- [Description of the task]: Give only the number of lines that include the string "closing".

- [Supplied records]:
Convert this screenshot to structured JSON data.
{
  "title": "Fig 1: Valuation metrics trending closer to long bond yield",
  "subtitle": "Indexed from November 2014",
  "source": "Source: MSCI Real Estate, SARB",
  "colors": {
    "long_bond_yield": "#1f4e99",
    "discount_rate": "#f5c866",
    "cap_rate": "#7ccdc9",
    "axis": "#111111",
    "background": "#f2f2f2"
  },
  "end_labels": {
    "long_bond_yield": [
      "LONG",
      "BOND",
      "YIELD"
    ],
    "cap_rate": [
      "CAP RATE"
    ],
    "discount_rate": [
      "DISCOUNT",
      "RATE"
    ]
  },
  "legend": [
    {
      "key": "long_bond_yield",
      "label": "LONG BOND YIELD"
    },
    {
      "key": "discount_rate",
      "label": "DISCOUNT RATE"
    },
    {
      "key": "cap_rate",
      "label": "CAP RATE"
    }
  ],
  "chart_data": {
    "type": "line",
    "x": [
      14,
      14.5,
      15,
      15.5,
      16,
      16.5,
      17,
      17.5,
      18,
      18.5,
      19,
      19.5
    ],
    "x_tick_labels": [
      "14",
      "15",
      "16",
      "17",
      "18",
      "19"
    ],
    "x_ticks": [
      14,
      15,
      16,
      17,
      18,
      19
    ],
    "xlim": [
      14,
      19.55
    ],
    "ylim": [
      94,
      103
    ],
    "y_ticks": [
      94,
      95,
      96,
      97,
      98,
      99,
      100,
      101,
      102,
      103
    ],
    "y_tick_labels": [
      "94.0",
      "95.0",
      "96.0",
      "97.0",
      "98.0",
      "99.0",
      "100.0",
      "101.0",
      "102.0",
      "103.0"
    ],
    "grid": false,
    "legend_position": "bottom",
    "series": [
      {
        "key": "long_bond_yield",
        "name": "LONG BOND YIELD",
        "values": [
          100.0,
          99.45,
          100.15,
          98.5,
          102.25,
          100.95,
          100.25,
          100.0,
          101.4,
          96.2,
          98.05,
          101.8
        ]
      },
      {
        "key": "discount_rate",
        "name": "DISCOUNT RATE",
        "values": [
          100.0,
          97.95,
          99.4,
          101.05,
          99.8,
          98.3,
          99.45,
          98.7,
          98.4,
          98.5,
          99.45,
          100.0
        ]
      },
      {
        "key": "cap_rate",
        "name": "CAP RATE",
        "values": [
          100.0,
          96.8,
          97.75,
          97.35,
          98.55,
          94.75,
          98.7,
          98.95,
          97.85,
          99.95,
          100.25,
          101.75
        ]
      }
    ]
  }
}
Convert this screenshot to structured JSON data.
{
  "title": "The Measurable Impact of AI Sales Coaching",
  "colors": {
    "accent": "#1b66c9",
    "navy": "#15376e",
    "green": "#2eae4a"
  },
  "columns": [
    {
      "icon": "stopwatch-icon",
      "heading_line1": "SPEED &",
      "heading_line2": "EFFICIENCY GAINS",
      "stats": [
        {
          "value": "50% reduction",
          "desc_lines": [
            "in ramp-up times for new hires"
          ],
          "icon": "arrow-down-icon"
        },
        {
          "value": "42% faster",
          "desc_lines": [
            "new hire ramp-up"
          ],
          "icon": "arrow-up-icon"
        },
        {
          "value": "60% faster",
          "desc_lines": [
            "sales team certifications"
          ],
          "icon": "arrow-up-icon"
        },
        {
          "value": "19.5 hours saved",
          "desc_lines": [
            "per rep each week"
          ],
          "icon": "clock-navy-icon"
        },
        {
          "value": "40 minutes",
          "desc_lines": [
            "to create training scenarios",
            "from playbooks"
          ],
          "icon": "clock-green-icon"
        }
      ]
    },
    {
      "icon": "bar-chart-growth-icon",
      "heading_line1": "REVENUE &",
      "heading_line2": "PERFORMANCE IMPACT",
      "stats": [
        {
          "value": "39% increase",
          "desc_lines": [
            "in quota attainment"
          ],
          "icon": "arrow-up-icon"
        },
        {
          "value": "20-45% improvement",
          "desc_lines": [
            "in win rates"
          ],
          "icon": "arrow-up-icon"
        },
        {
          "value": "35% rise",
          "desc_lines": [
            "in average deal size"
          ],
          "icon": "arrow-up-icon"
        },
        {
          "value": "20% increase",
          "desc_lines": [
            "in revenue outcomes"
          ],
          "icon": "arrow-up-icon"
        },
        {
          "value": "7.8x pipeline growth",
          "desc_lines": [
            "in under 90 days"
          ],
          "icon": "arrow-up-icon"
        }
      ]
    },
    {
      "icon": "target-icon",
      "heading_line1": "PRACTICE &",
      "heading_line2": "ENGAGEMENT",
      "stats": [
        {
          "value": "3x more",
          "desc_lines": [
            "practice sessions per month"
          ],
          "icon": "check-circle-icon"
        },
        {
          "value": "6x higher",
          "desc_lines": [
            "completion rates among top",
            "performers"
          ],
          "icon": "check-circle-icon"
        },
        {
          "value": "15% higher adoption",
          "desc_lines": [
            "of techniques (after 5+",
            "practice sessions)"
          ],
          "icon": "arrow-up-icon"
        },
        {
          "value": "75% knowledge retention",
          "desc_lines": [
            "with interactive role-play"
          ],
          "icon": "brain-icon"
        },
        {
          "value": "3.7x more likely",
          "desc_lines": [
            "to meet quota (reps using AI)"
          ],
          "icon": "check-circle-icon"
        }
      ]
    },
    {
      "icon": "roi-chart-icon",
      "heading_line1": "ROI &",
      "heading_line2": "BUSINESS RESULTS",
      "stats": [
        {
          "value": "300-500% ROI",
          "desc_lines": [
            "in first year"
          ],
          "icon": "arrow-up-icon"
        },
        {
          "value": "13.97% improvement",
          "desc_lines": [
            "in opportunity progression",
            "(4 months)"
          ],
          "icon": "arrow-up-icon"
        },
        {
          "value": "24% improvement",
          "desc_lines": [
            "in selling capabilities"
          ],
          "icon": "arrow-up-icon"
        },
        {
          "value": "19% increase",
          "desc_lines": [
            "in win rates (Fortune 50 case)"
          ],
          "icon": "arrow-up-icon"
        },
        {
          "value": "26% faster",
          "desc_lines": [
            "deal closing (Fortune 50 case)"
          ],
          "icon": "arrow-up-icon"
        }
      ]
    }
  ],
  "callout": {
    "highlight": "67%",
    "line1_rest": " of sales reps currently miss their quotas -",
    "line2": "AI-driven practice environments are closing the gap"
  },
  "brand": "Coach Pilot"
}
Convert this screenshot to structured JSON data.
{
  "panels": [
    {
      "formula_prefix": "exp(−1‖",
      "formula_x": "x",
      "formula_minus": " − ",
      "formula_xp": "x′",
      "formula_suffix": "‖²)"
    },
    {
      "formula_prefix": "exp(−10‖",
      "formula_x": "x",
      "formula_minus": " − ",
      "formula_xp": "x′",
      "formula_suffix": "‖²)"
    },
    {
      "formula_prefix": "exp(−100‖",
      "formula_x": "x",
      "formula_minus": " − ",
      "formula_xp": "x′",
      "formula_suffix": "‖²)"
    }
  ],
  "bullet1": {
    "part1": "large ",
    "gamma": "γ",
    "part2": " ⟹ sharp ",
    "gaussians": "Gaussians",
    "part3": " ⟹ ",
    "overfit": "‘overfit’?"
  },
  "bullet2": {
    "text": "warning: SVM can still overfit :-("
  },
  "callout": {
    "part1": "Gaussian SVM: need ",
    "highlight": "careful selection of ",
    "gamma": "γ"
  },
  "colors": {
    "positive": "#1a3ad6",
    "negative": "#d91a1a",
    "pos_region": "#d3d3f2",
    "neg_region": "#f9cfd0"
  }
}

- [Answer to this exercise]: 2